# Problem statement
Select the lines that contain "name" and copy each of them.

<<<<

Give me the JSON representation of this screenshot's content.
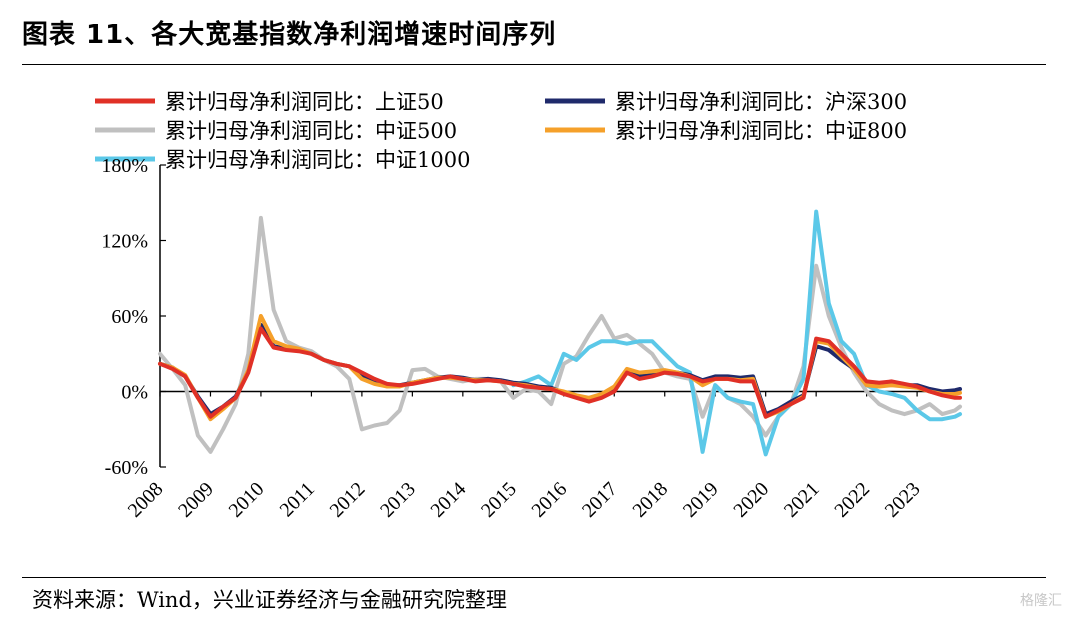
{
  "title": "图表 11、各大宽基指数净利润增速时间序列",
  "source": "资料来源：Wind，兴业证券经济与金融研究院整理",
  "watermark": "格隆汇",
  "chart_data": {
    "type": "line",
    "y_tick_labels": [
      "180%",
      "120%",
      "60%",
      "0%",
      "-60%"
    ],
    "y_ticks": [
      180,
      120,
      60,
      0,
      -60
    ],
    "ylim": [
      -60,
      180
    ],
    "x_tick_labels": [
      "2008",
      "2009",
      "2010",
      "2011",
      "2012",
      "2013",
      "2014",
      "2015",
      "2016",
      "2017",
      "2018",
      "2019",
      "2020",
      "2021",
      "2022",
      "2023"
    ],
    "xlim": [
      2008.0,
      2023.85
    ],
    "legend": "top",
    "grid": false,
    "series": [
      {
        "name": "累计归母净利润同比：上证50",
        "color": "#e03026",
        "points": [
          [
            2008.0,
            22
          ],
          [
            2008.25,
            18
          ],
          [
            2008.5,
            12
          ],
          [
            2008.75,
            -5
          ],
          [
            2009.0,
            -20
          ],
          [
            2009.25,
            -12
          ],
          [
            2009.5,
            -5
          ],
          [
            2009.75,
            15
          ],
          [
            2010.0,
            50
          ],
          [
            2010.25,
            35
          ],
          [
            2010.5,
            33
          ],
          [
            2010.75,
            32
          ],
          [
            2011.0,
            30
          ],
          [
            2011.25,
            25
          ],
          [
            2011.5,
            22
          ],
          [
            2011.75,
            20
          ],
          [
            2012.0,
            15
          ],
          [
            2012.25,
            10
          ],
          [
            2012.5,
            6
          ],
          [
            2012.75,
            5
          ],
          [
            2013.0,
            6
          ],
          [
            2013.25,
            8
          ],
          [
            2013.5,
            10
          ],
          [
            2013.75,
            12
          ],
          [
            2014.0,
            10
          ],
          [
            2014.25,
            8
          ],
          [
            2014.5,
            9
          ],
          [
            2014.75,
            8
          ],
          [
            2015.0,
            6
          ],
          [
            2015.25,
            4
          ],
          [
            2015.5,
            3
          ],
          [
            2015.75,
            2
          ],
          [
            2016.0,
            -2
          ],
          [
            2016.25,
            -5
          ],
          [
            2016.5,
            -8
          ],
          [
            2016.75,
            -5
          ],
          [
            2017.0,
            0
          ],
          [
            2017.25,
            15
          ],
          [
            2017.5,
            10
          ],
          [
            2017.75,
            12
          ],
          [
            2018.0,
            15
          ],
          [
            2018.25,
            14
          ],
          [
            2018.5,
            12
          ],
          [
            2018.75,
            8
          ],
          [
            2019.0,
            10
          ],
          [
            2019.25,
            10
          ],
          [
            2019.5,
            8
          ],
          [
            2019.75,
            8
          ],
          [
            2020.0,
            -20
          ],
          [
            2020.25,
            -15
          ],
          [
            2020.5,
            -10
          ],
          [
            2020.75,
            -5
          ],
          [
            2021.0,
            42
          ],
          [
            2021.25,
            40
          ],
          [
            2021.5,
            30
          ],
          [
            2021.75,
            20
          ],
          [
            2022.0,
            8
          ],
          [
            2022.25,
            7
          ],
          [
            2022.5,
            8
          ],
          [
            2022.75,
            6
          ],
          [
            2023.0,
            4
          ],
          [
            2023.25,
            0
          ],
          [
            2023.5,
            -3
          ],
          [
            2023.75,
            -5
          ],
          [
            2023.85,
            -5
          ]
        ]
      },
      {
        "name": "累计归母净利润同比：沪深300",
        "color": "#1f2a6b",
        "points": [
          [
            2008.0,
            22
          ],
          [
            2008.25,
            19
          ],
          [
            2008.5,
            12
          ],
          [
            2008.75,
            -4
          ],
          [
            2009.0,
            -18
          ],
          [
            2009.25,
            -12
          ],
          [
            2009.5,
            -4
          ],
          [
            2009.75,
            16
          ],
          [
            2010.0,
            53
          ],
          [
            2010.25,
            36
          ],
          [
            2010.5,
            34
          ],
          [
            2010.75,
            33
          ],
          [
            2011.0,
            30
          ],
          [
            2011.25,
            25
          ],
          [
            2011.5,
            22
          ],
          [
            2011.75,
            20
          ],
          [
            2012.0,
            12
          ],
          [
            2012.25,
            8
          ],
          [
            2012.5,
            5
          ],
          [
            2012.75,
            5
          ],
          [
            2013.0,
            7
          ],
          [
            2013.25,
            9
          ],
          [
            2013.5,
            11
          ],
          [
            2013.75,
            12
          ],
          [
            2014.0,
            11
          ],
          [
            2014.25,
            9
          ],
          [
            2014.5,
            10
          ],
          [
            2014.75,
            9
          ],
          [
            2015.0,
            7
          ],
          [
            2015.25,
            6
          ],
          [
            2015.5,
            4
          ],
          [
            2015.75,
            3
          ],
          [
            2016.0,
            -1
          ],
          [
            2016.25,
            -4
          ],
          [
            2016.5,
            -6
          ],
          [
            2016.75,
            -4
          ],
          [
            2017.0,
            2
          ],
          [
            2017.25,
            16
          ],
          [
            2017.5,
            12
          ],
          [
            2017.75,
            13
          ],
          [
            2018.0,
            16
          ],
          [
            2018.25,
            15
          ],
          [
            2018.5,
            13
          ],
          [
            2018.75,
            9
          ],
          [
            2019.0,
            12
          ],
          [
            2019.25,
            12
          ],
          [
            2019.5,
            11
          ],
          [
            2019.75,
            12
          ],
          [
            2020.0,
            -18
          ],
          [
            2020.25,
            -14
          ],
          [
            2020.5,
            -8
          ],
          [
            2020.75,
            -3
          ],
          [
            2021.0,
            36
          ],
          [
            2021.25,
            33
          ],
          [
            2021.5,
            25
          ],
          [
            2021.75,
            18
          ],
          [
            2022.0,
            6
          ],
          [
            2022.25,
            5
          ],
          [
            2022.5,
            6
          ],
          [
            2022.75,
            5
          ],
          [
            2023.0,
            5
          ],
          [
            2023.25,
            2
          ],
          [
            2023.5,
            0
          ],
          [
            2023.75,
            1
          ],
          [
            2023.85,
            2
          ]
        ]
      },
      {
        "name": "累计归母净利润同比：中证500",
        "color": "#c0c0c0",
        "points": [
          [
            2008.0,
            30
          ],
          [
            2008.25,
            18
          ],
          [
            2008.5,
            5
          ],
          [
            2008.75,
            -35
          ],
          [
            2009.0,
            -48
          ],
          [
            2009.25,
            -30
          ],
          [
            2009.5,
            -10
          ],
          [
            2009.75,
            30
          ],
          [
            2010.0,
            138
          ],
          [
            2010.25,
            65
          ],
          [
            2010.5,
            40
          ],
          [
            2010.75,
            35
          ],
          [
            2011.0,
            32
          ],
          [
            2011.25,
            25
          ],
          [
            2011.5,
            20
          ],
          [
            2011.75,
            10
          ],
          [
            2012.0,
            -30
          ],
          [
            2012.25,
            -27
          ],
          [
            2012.5,
            -25
          ],
          [
            2012.75,
            -15
          ],
          [
            2013.0,
            17
          ],
          [
            2013.25,
            18
          ],
          [
            2013.5,
            12
          ],
          [
            2013.75,
            10
          ],
          [
            2014.0,
            8
          ],
          [
            2014.25,
            10
          ],
          [
            2014.5,
            10
          ],
          [
            2014.75,
            8
          ],
          [
            2015.0,
            -5
          ],
          [
            2015.25,
            2
          ],
          [
            2015.5,
            0
          ],
          [
            2015.75,
            -10
          ],
          [
            2016.0,
            22
          ],
          [
            2016.25,
            28
          ],
          [
            2016.5,
            45
          ],
          [
            2016.75,
            60
          ],
          [
            2017.0,
            42
          ],
          [
            2017.25,
            45
          ],
          [
            2017.5,
            38
          ],
          [
            2017.75,
            30
          ],
          [
            2018.0,
            15
          ],
          [
            2018.25,
            12
          ],
          [
            2018.5,
            10
          ],
          [
            2018.75,
            -20
          ],
          [
            2019.0,
            5
          ],
          [
            2019.25,
            -5
          ],
          [
            2019.5,
            -10
          ],
          [
            2019.75,
            -20
          ],
          [
            2020.0,
            -35
          ],
          [
            2020.25,
            -20
          ],
          [
            2020.5,
            -10
          ],
          [
            2020.75,
            20
          ],
          [
            2021.0,
            100
          ],
          [
            2021.25,
            60
          ],
          [
            2021.5,
            35
          ],
          [
            2021.75,
            15
          ],
          [
            2022.0,
            0
          ],
          [
            2022.25,
            -10
          ],
          [
            2022.5,
            -15
          ],
          [
            2022.75,
            -18
          ],
          [
            2023.0,
            -15
          ],
          [
            2023.25,
            -10
          ],
          [
            2023.5,
            -18
          ],
          [
            2023.75,
            -15
          ],
          [
            2023.85,
            -12
          ]
        ]
      },
      {
        "name": "累计归母净利润同比：中证800",
        "color": "#f5a02a",
        "points": [
          [
            2008.0,
            22
          ],
          [
            2008.25,
            19
          ],
          [
            2008.5,
            13
          ],
          [
            2008.75,
            -5
          ],
          [
            2009.0,
            -22
          ],
          [
            2009.25,
            -14
          ],
          [
            2009.5,
            -5
          ],
          [
            2009.75,
            17
          ],
          [
            2010.0,
            60
          ],
          [
            2010.25,
            40
          ],
          [
            2010.5,
            36
          ],
          [
            2010.75,
            34
          ],
          [
            2011.0,
            30
          ],
          [
            2011.25,
            25
          ],
          [
            2011.5,
            22
          ],
          [
            2011.75,
            20
          ],
          [
            2012.0,
            10
          ],
          [
            2012.25,
            6
          ],
          [
            2012.5,
            4
          ],
          [
            2012.75,
            4
          ],
          [
            2013.0,
            7
          ],
          [
            2013.25,
            9
          ],
          [
            2013.5,
            11
          ],
          [
            2013.75,
            11
          ],
          [
            2014.0,
            10
          ],
          [
            2014.25,
            9
          ],
          [
            2014.5,
            9
          ],
          [
            2014.75,
            8
          ],
          [
            2015.0,
            6
          ],
          [
            2015.25,
            5
          ],
          [
            2015.5,
            3
          ],
          [
            2015.75,
            2
          ],
          [
            2016.0,
            0
          ],
          [
            2016.25,
            -3
          ],
          [
            2016.5,
            -5
          ],
          [
            2016.75,
            -2
          ],
          [
            2017.0,
            4
          ],
          [
            2017.25,
            18
          ],
          [
            2017.5,
            15
          ],
          [
            2017.75,
            16
          ],
          [
            2018.0,
            17
          ],
          [
            2018.25,
            15
          ],
          [
            2018.5,
            12
          ],
          [
            2018.75,
            5
          ],
          [
            2019.0,
            10
          ],
          [
            2019.25,
            10
          ],
          [
            2019.5,
            9
          ],
          [
            2019.75,
            10
          ],
          [
            2020.0,
            -20
          ],
          [
            2020.25,
            -16
          ],
          [
            2020.5,
            -10
          ],
          [
            2020.75,
            -4
          ],
          [
            2021.0,
            40
          ],
          [
            2021.25,
            38
          ],
          [
            2021.5,
            28
          ],
          [
            2021.75,
            18
          ],
          [
            2022.0,
            5
          ],
          [
            2022.25,
            4
          ],
          [
            2022.5,
            5
          ],
          [
            2022.75,
            4
          ],
          [
            2023.0,
            3
          ],
          [
            2023.25,
            0
          ],
          [
            2023.5,
            -2
          ],
          [
            2023.75,
            -2
          ],
          [
            2023.85,
            -1
          ]
        ]
      },
      {
        "name": "累计归母净利润同比：中证1000",
        "color": "#5bc8e8",
        "points": [
          [
            2015.0,
            5
          ],
          [
            2015.25,
            8
          ],
          [
            2015.5,
            12
          ],
          [
            2015.75,
            5
          ],
          [
            2016.0,
            30
          ],
          [
            2016.25,
            25
          ],
          [
            2016.5,
            35
          ],
          [
            2016.75,
            40
          ],
          [
            2017.0,
            40
          ],
          [
            2017.25,
            38
          ],
          [
            2017.5,
            40
          ],
          [
            2017.75,
            40
          ],
          [
            2018.0,
            30
          ],
          [
            2018.25,
            20
          ],
          [
            2018.5,
            15
          ],
          [
            2018.75,
            -48
          ],
          [
            2019.0,
            5
          ],
          [
            2019.25,
            -5
          ],
          [
            2019.5,
            -8
          ],
          [
            2019.75,
            -10
          ],
          [
            2020.0,
            -50
          ],
          [
            2020.25,
            -20
          ],
          [
            2020.5,
            -10
          ],
          [
            2020.75,
            10
          ],
          [
            2021.0,
            143
          ],
          [
            2021.25,
            70
          ],
          [
            2021.5,
            40
          ],
          [
            2021.75,
            30
          ],
          [
            2022.0,
            5
          ],
          [
            2022.25,
            0
          ],
          [
            2022.5,
            -2
          ],
          [
            2022.75,
            -5
          ],
          [
            2023.0,
            -15
          ],
          [
            2023.25,
            -22
          ],
          [
            2023.5,
            -22
          ],
          [
            2023.75,
            -20
          ],
          [
            2023.85,
            -18
          ]
        ]
      }
    ]
  }
}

>>>>

# Problem solution
        "name": "累计归母净利润同比：上证50",
        "name": "累计归母净利润同比：沪深300",
        "name": "累计归母净利润同比：中证500",
        "name": "累计归母净利润同比：中证800",
        "name": "累计归母净利润同比：中证1000",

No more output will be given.